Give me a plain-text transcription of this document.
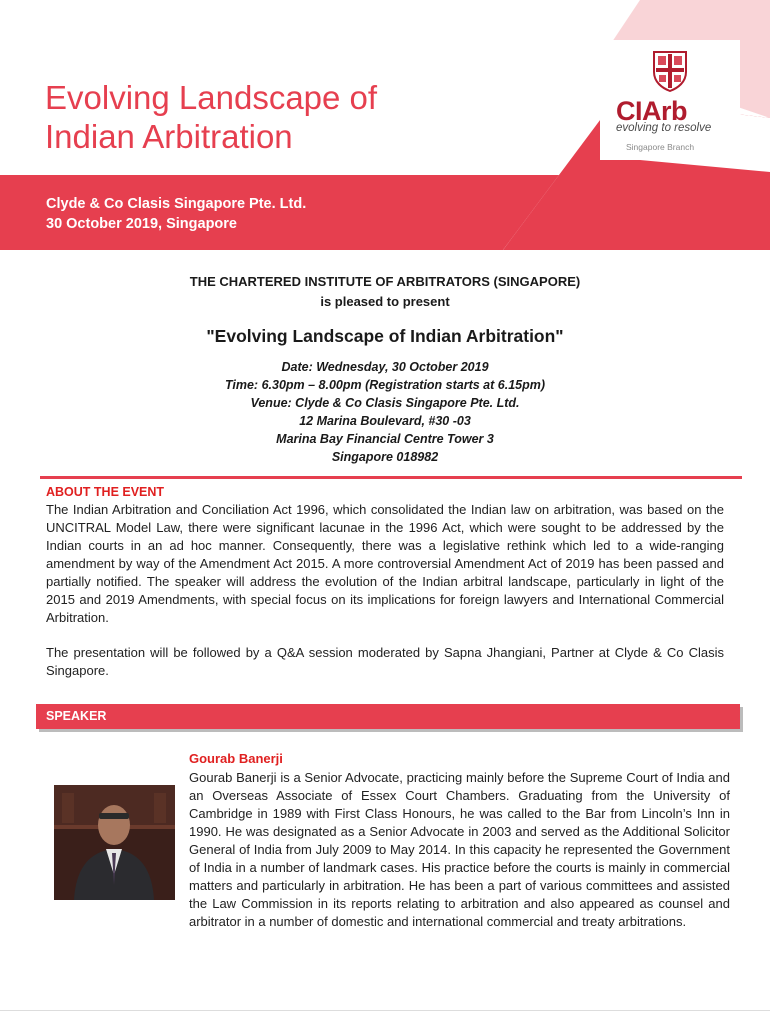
Evolving Landscape of
Indian Arbitration
Clyde & Co Clasis Singapore Pte. Ltd.
30 October 2019, Singapore
CIArb
evolving to resolve
Singapore Branch
THE CHARTERED INSTITUTE OF ARBITRATORS (SINGAPORE)
is pleased to present
"Evolving Landscape of Indian Arbitration"
Date: Wednesday, 30 October 2019
Time: 6.30pm – 8.00pm (Registration starts at 6.15pm)
Venue: Clyde & Co Clasis Singapore Pte. Ltd.
12 Marina Boulevard, #30 -03
Marina Bay Financial Centre Tower 3
Singapore 018982
ABOUT THE EVENT
The Indian Arbitration and Conciliation Act 1996, which consolidated the Indian law on arbitration, was based on the UNCITRAL Model Law, there were significant lacunae in the 1996 Act, which were sought to be addressed by the Indian courts in an ad hoc manner. Consequently, there was a legislative rethink which led to a wide-ranging amendment by way of the Amendment Act 2015. A more controversial Amendment Act of 2019 has been passed and partially notified. The speaker will address the evolution of the Indian arbitral landscape, particularly in light of the 2015 and 2019 Amendments, with special focus on its implications for foreign lawyers and International Commercial Arbitration.
The presentation will be followed by a Q&A session moderated by Sapna Jhangiani, Partner at Clyde & Co Clasis Singapore.
SPEAKER
Gourab Banerji
Gourab Banerji is a Senior Advocate, practicing mainly before the Supreme Court of India and an Overseas Associate of Essex Court Chambers. Graduating from the University of Cambridge in 1989 with First Class Honours, he was called to the Bar from Lincoln’s Inn in 1990. He was designated as a Senior Advocate in 2003 and served as the Additional Solicitor General of India from July 2009 to May 2014. In this capacity he represented the Government of India in a number of landmark cases. His practice before the courts is mainly in commercial matters and particularly in arbitration. He has been a part of various committees and assisted the Law Commission in its reports relating to arbitration and also appeared as counsel and arbitrator in a number of domestic and international commercial and treaty arbitrations.
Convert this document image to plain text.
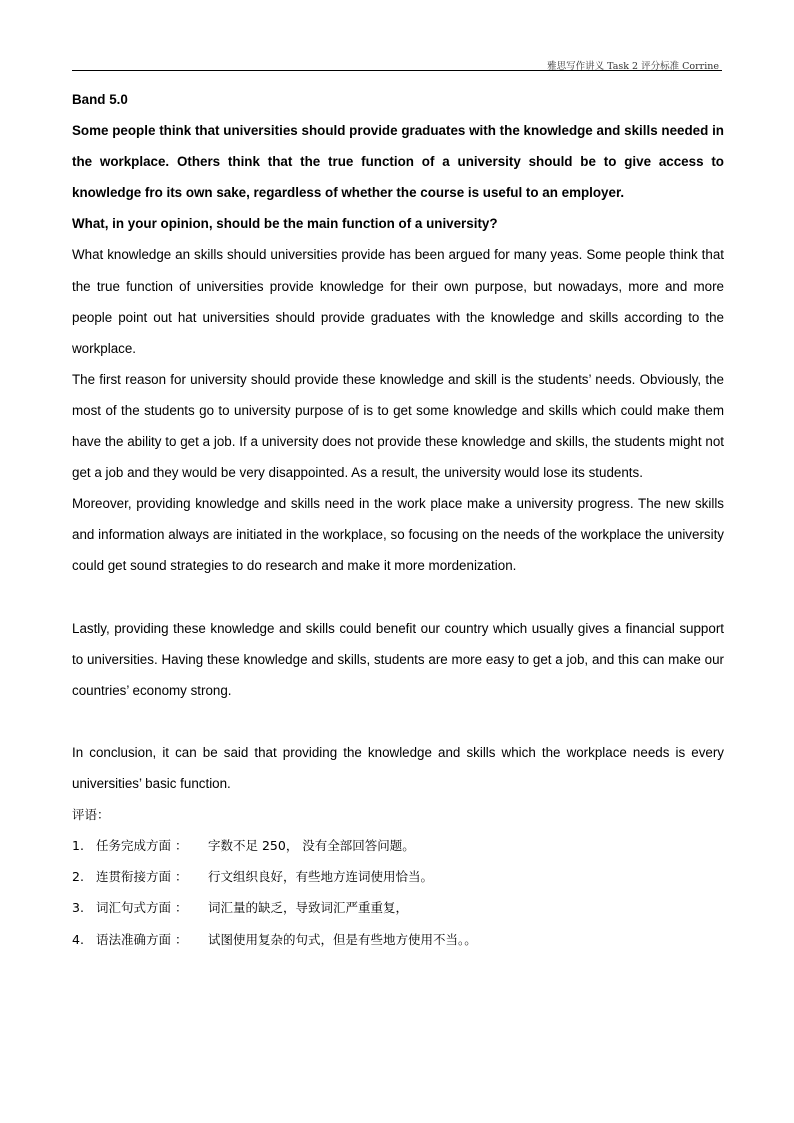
雅思写作讲义 Task 2 评分标准 Corrine

Band 5.0

Some people think that universities should provide graduates with the knowledge and skills needed in the workplace. Others think that the true function of a university should be to give access to knowledge fro its own sake, regardless of whether the course is useful to an employer.

What, in your opinion, should be the main function of a university?

What knowledge an skills should universities provide has been argued for many yeas. Some people think that the true function of universities provide knowledge for their own purpose, but nowadays, more and more people point out hat universities should provide graduates with the knowledge and skills according to the workplace.

The first reason for university should provide these knowledge and skill is the students’ needs. Obviously, the most of the students go to university purpose of is to get some knowledge and skills which could make them have the ability to get a job. If a university does not provide these knowledge and skills, the students might not get a job and they would be very disappointed. As a result, the university would lose its students.

Moreover, providing knowledge and skills need in the work place make a university progress. The new skills and information always are initiated in the workplace, so focusing on the needs of the workplace the university could get sound strategies to do research and make it more mordenization.

Lastly, providing these knowledge and skills could benefit our country which usually gives a financial support to universities. Having these knowledge and skills, students are more easy to get a job, and this can make our countries’ economy strong.

In conclusion, it can be said that providing the knowledge and skills which the workplace needs is every universities’ basic function.

评语：
1. 任务完成方面 ：	字数不足 250， 没有全部回答问题。
2. 连贯衔接方面 ：	行文组织良好，有些地方连词使用恰当。
3. 词汇句式方面 ：	词汇量的缺乏，导致词汇严重重复，
4. 语法准确方面 ：	试图使用复杂的句式，但是有些地方使用不当。。
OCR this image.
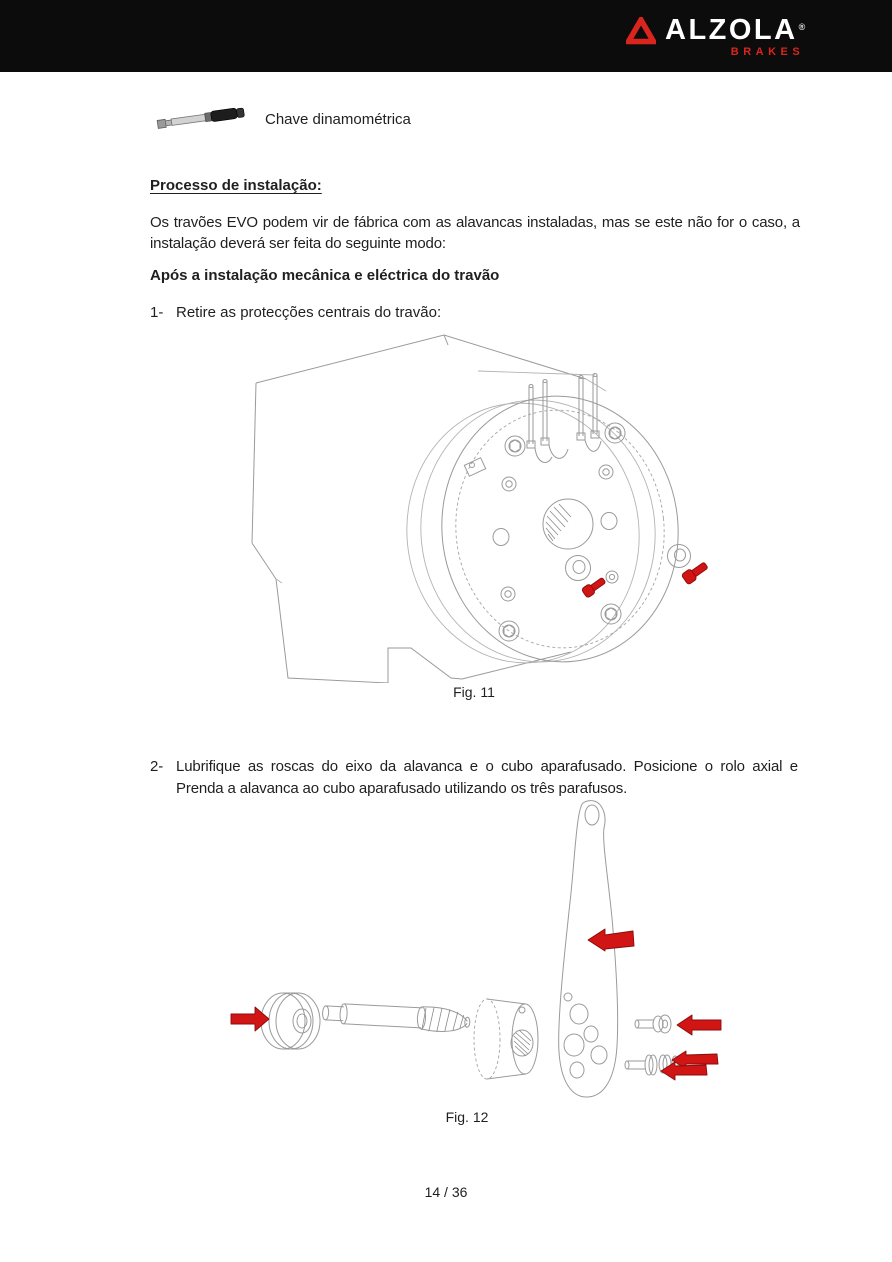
ALZOLA®
BRAKES
Chave dinamométrica
Processo de instalação:
Os travões EVO podem vir de fábrica com as alavancas instaladas, mas se este não for o caso, a
instalação deverá ser feita do seguinte modo:
Após a instalação mecânica e eléctrica do travão
1- Retire as protecções centrais do travão:
Fig. 11
2- Lubrifique as roscas do eixo da alavanca e o cubo aparafusado. Posicione o rolo axial e
Prenda a alavanca ao cubo aparafusado utilizando os três parafusos.
Fig. 12
14 / 36
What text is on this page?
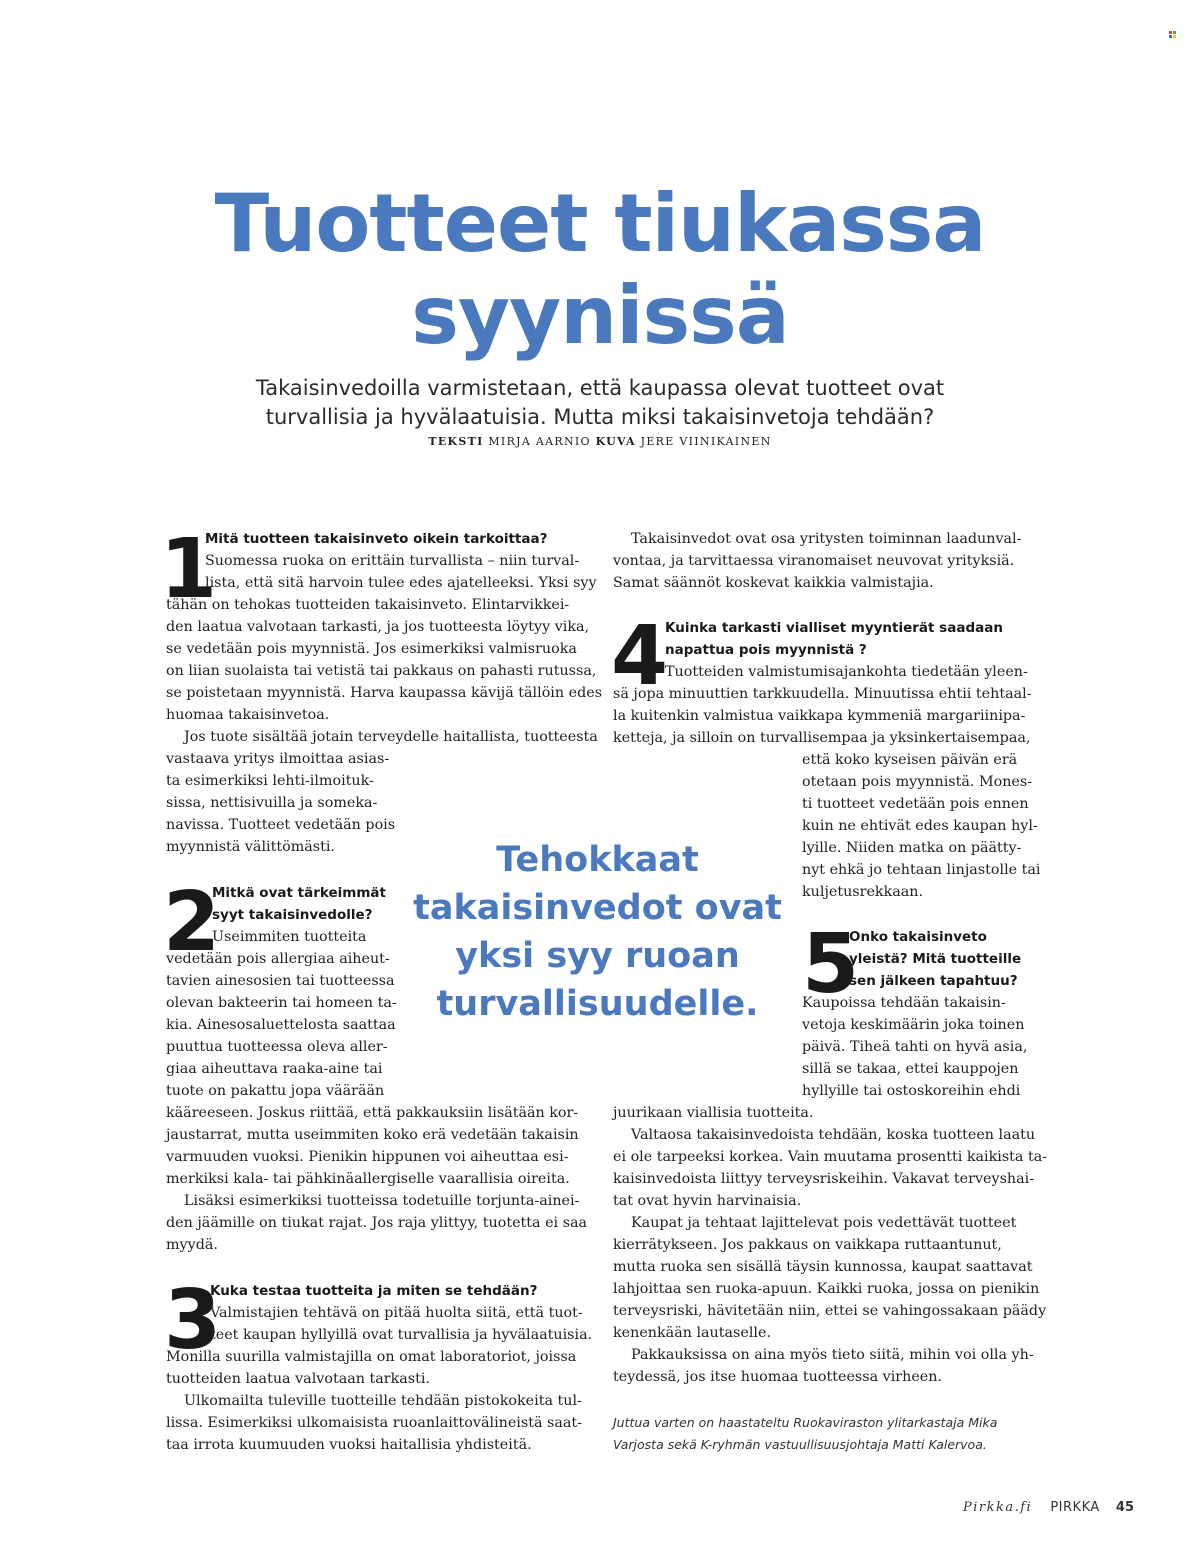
Tuotteet tiukassa
syynissä
Takaisinvedoilla varmistetaan, että kaupassa olevat tuotteet ovat
turvallisia ja hyvälaatuisia. Mutta miksi takaisinvetoja tehdään?
TEKSTI MIRJA AARNIO KUVA JERE VIINIKAINEN
1
Mitä tuotteen takaisinveto oikein tarkoittaa?
Suomessa ruoka on erittäin turvallista – niin turval-
lista, että sitä harvoin tulee edes ajatelleeksi. Yksi syy
tähän on tehokas tuotteiden takaisinveto. Elintarvikkei-
den laatua valvotaan tarkasti, ja jos tuotteesta löytyy vika,
se vedetään pois myynnistä. Jos esimerkiksi valmisruoka
on liian suolaista tai vetistä tai pakkaus on pahasti rutussa,
se poistetaan myynnistä. Harva kaupassa kävijä tällöin edes
huomaa takaisinvetoa.
Jos tuote sisältää jotain terveydelle haitallista, tuotteesta
vastaava yritys ilmoittaa asias-
ta esimerkiksi lehti-ilmoituk-
sissa, nettisivuilla ja someka-
navissa. Tuotteet vedetään pois
myynnistä välittömästi.
2
Mitkä ovat tärkeimmät
syyt takaisinvedolle?
Useimmiten tuotteita
vedetään pois allergiaa aiheut-
tavien ainesosien tai tuotteessa
olevan bakteerin tai homeen ta-
kia. Ainesosaluettelosta saattaa
puuttua tuotteessa oleva aller-
giaa aiheuttava raaka-aine tai
tuote on pakattu jopa väärään
kääreeseen. Joskus riittää, että pakkauksiin lisätään kor-
jaustarrat, mutta useimmiten koko erä vedetään takaisin
varmuuden vuoksi. Pienikin hippunen voi aiheuttaa esi-
merkiksi kala- tai pähkinäallergiselle vaarallisia oireita.
Lisäksi esimerkiksi tuotteissa todetuille torjunta-ainei-
den jäämille on tiukat rajat. Jos raja ylittyy, tuotetta ei saa
myydä.
3
Kuka testaa tuotteita ja miten se tehdään?
Valmistajien tehtävä on pitää huolta siitä, että tuot-
teet kaupan hyllyillä ovat turvallisia ja hyvälaatuisia.
Monilla suurilla valmistajilla on omat laboratoriot, joissa
tuotteiden laatua valvotaan tarkasti.
Ulkomailta tuleville tuotteille tehdään pistokokeita tul-
lissa. Esimerkiksi ulkomaisista ruoanlaittovälineistä saat-
taa irrota kuumuuden vuoksi haitallisia yhdisteitä.
Takaisinvedot ovat osa yritysten toiminnan laadunval-
vontaa, ja tarvittaessa viranomaiset neuvovat yrityksiä.
Samat säännöt koskevat kaikkia valmistajia.
4
Kuinka tarkasti vialliset myyntierät saadaan
napattua pois myynnistä ?
Tuotteiden valmistumisajankohta tiedetään yleen-
sä jopa minuuttien tarkkuudella. Minuutissa ehtii tehtaal-
la kuitenkin valmistua vaikkapa kymmeniä margariinipa-
ketteja, ja silloin on turvallisempaa ja yksinkertaisempaa,
että koko kyseisen päivän erä
otetaan pois myynnistä. Mones-
ti tuotteet vedetään pois ennen
kuin ne ehtivät edes kaupan hyl-
lyille. Niiden matka on päätty-
nyt ehkä jo tehtaan linjastolle tai
kuljetusrekkaan.
5
Onko takaisinveto
yleistä? Mitä tuotteille
sen jälkeen tapahtuu?
Kaupoissa tehdään takaisin-
vetoja keskimäärin joka toinen
päivä. Tiheä tahti on hyvä asia,
sillä se takaa, ettei kauppojen
hyllyille tai ostoskoreihin ehdi
juurikaan viallisia tuotteita.
Valtaosa takaisinvedoista tehdään, koska tuotteen laatu
ei ole tarpeeksi korkea. Vain muutama prosentti kaikista ta-
kaisinvedoista liittyy terveysriskeihin. Vakavat terveyshai-
tat ovat hyvin harvinaisia.
Kaupat ja tehtaat lajittelevat pois vedettävät tuotteet
kierrätykseen. Jos pakkaus on vaikkapa ruttaantunut,
mutta ruoka sen sisällä täysin kunnossa, kaupat saattavat
lahjoittaa sen ruoka-apuun. Kaikki ruoka, jossa on pienikin
terveysriski, hävitetään niin, ettei se vahingossakaan päädy
kenenkään lautaselle.
Pakkauksissa on aina myös tieto siitä, mihin voi olla yh-
teydessä, jos itse huomaa tuotteessa virheen.
Tehokkaat
takaisinvedot ovat
yksi syy ruoan
turvallisuudelle.
Juttua varten on haastateltu Ruokaviraston ylitarkastaja Mika
Varjosta sekä K-ryhmän vastuullisuusjohtaja Matti Kalervoa.
Pirkka.fi PIRKKA 45
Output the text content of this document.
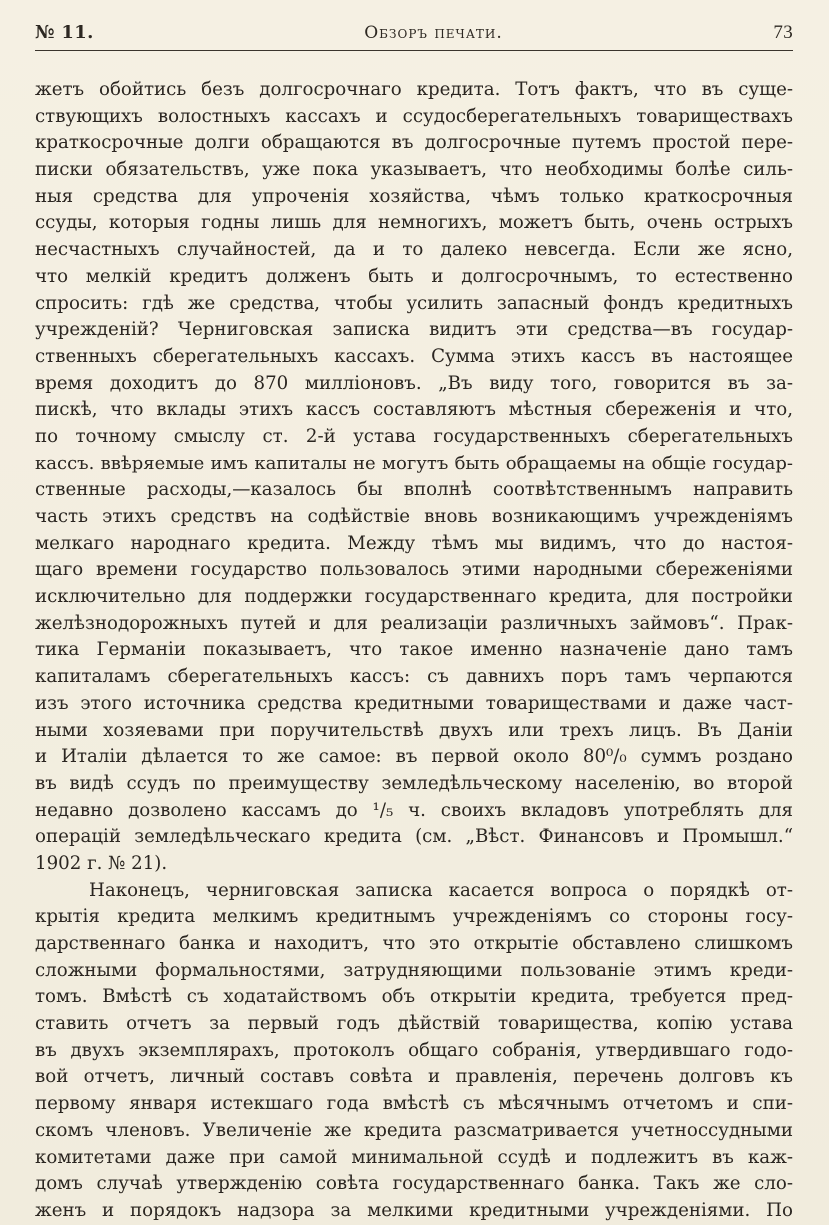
№ 11.	Обзоръ печати.	73
жетъ обойтись безъ долгосрочнаго кредита. Тотъ фактъ, что въ суще-
ствующихъ волостныхъ кассахъ и ссудосберегательныхъ товариществахъ
краткосрочные долги обращаются въ долгосрочные путемъ простой пере-
писки обязательствъ, уже пока указываетъ, что необходимы болѣе силь-
ныя средства для упроченія хозяйства, чѣмъ только краткосрочныя
ссуды, которыя годны лишь для немногихъ, можетъ быть, очень острыхъ
несчастныхъ случайностей, да и то далеко невсегда. Если же ясно,
что мелкій кредитъ долженъ быть и долгосрочнымъ, то естественно
спросить: гдѣ же средства, чтобы усилить запасный фондъ кредитныхъ
учрежденій? Черниговская записка видитъ эти средства—въ государ-
ственныхъ сберегательныхъ кассахъ. Сумма этихъ кассъ въ настоящее
время доходитъ до 870 милліоновъ. „Въ виду того, говорится въ за-
пискѣ, что вклады этихъ кассъ составляютъ мѣстныя сбереженія и что,
по точному смыслу ст. 2-й устава государственныхъ сберегательныхъ
кассъ. ввѣряемые имъ капиталы не могутъ быть обращаемы на общіе государ-
ственные расходы,—казалось бы вполнѣ соотвѣтственнымъ направить
часть этихъ средствъ на содѣйствіе вновь возникающимъ учрежденіямъ
мелкаго народнаго кредита. Между тѣмъ мы видимъ, что до настоя-
щаго времени государство пользовалось этими народными сбереженіями
исключительно для поддержки государственнаго кредита, для постройки
желѣзнодорожныхъ путей и для реализаціи различныхъ займовъ“. Прак-
тика Германіи показываетъ, что такое именно назначеніе дано тамъ
капиталамъ сберегательныхъ кассъ: съ давнихъ поръ тамъ черпаются
изъ этого источника средства кредитными товариществами и даже част-
ными хозяевами при поручительствѣ двухъ или трехъ лицъ. Въ Даніи
и Италіи дѣлается то же самое: въ первой около 80⁰/₀ суммъ роздано
въ видѣ ссудъ по преимуществу земледѣльческому населенію, во второй
недавно дозволено кассамъ до ¹/₅ ч. своихъ вкладовъ употреблять для
операцій земледѣльческаго кредита (см. „Вѣст. Финансовъ и Промышл.“
1902 г. № 21).
Наконецъ, черниговская записка касается вопроса о порядкѣ от-
крытія кредита мелкимъ кредитнымъ учрежденіямъ со стороны госу-
дарственнаго банка и находитъ, что это открытіе обставлено слишкомъ
сложными формальностями, затрудняющими пользованіе этимъ креди-
томъ. Вмѣстѣ съ ходатайствомъ объ открытіи кредита, требуется пред-
ставить отчетъ за первый годъ дѣйствій товарищества, копію устава
въ двухъ экземплярахъ, протоколъ общаго собранія, утвердившаго годо-
вой отчетъ, личный составъ совѣта и правленія, перечень долговъ къ
первому января истекшаго года вмѣстѣ съ мѣсячнымъ отчетомъ и спи-
скомъ членовъ. Увеличеніе же кредита разсматривается учетноссудными
комитетами даже при самой минимальной ссудѣ и подлежитъ въ каж-
домъ случаѣ утвержденію совѣта государственнаго банка. Такъ же сло-
женъ и порядокъ надзора за мелкими кредитными учрежденіями. По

Exercise details: Pull every line containing "purpose" out of the records.

Written reply:
What knowledge an skills should universities provide has been argued for many yeas. Some people think that the true function of universities provide knowledge for their own purpose, but nowadays, more and more people point out hat universities should provide graduates with the knowledge and skills according to the workplace.
The first reason for university should provide these knowledge and skill is the students’ needs. Obviously, the most of the students go to university purpose of is to get some knowledge and skills which could make them have the ability to get a job. If a university does not provide these knowledge and skills, the students might not get a job and they would be very disappointed. As a result, the university would lose its students.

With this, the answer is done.